**Exercise description:**
Type out the complete listing below word for word, without its pictures.

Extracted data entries
——
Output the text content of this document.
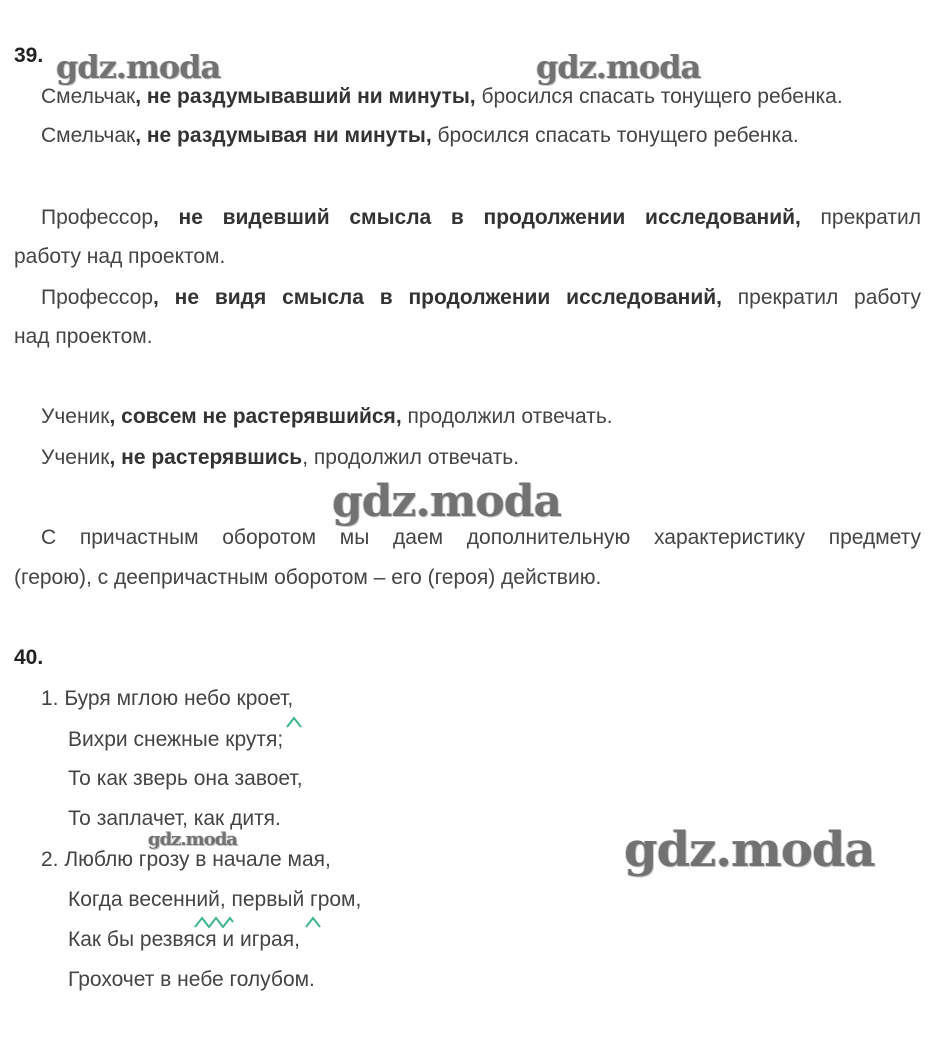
gdz.moda	gdz.moda
gdz.moda
gdz.moda	gdz.moda
39.
Смельчак, не раздумывавший ни минуты, бросился спасать тонущего ребенка.
Смельчак, не раздумывая ни минуты, бросился спасать тонущего ребенка.
Профессор, не видевший смысла в продолжении исследований, прекратил
работу над проектом.
Профессор, не видя смысла в продолжении исследований, прекратил работу
над проектом.
Ученик, совсем не растерявшийся, продолжил отвечать.
Ученик, не растерявшись, продолжил отвечать.
С причастным оборотом мы даем дополнительную характеристику предмету
(герою), с деепричастным оборотом – его (героя) действию.
40.
1. Буря мглою небо кроет,
Вихри снежные крутя;
То как зверь она завоет,
То заплачет, как дитя.
2. Люблю грозу в начале мая,
Когда весенний, первый гром,
Как бы резвяся и играя,
Грохочет в небе голубом.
——
**Exercise response:**
Output the text content of this document.
gdz.moda	gdz.moda
gdz.moda
gdz.moda	gdz.moda
39.
Смельчак, не раздумывавший ни минуты, бросился спасать тонущего ребенка.
Смельчак, не раздумывая ни минуты, бросился спасать тонущего ребенка.
Профессор, не видевший смысла в продолжении исследований, прекратил
работу над проектом.
Профессор, не видя смысла в продолжении исследований, прекратил работу
над проектом.
Ученик, совсем не растерявшийся, продолжил отвечать.
Ученик, не растерявшись, продолжил отвечать.
С причастным оборотом мы даем дополнительную характеристику предмету
(герою), с деепричастным оборотом – его (героя) действию.
40.
1. Буря мглою небо кроет,
Вихри снежные крутя;
То как зверь она завоет,
То заплачет, как дитя.
2. Люблю грозу в начале мая,
Когда весенний, первый гром,
Как бы резвяся и играя,
Грохочет в небе голубом.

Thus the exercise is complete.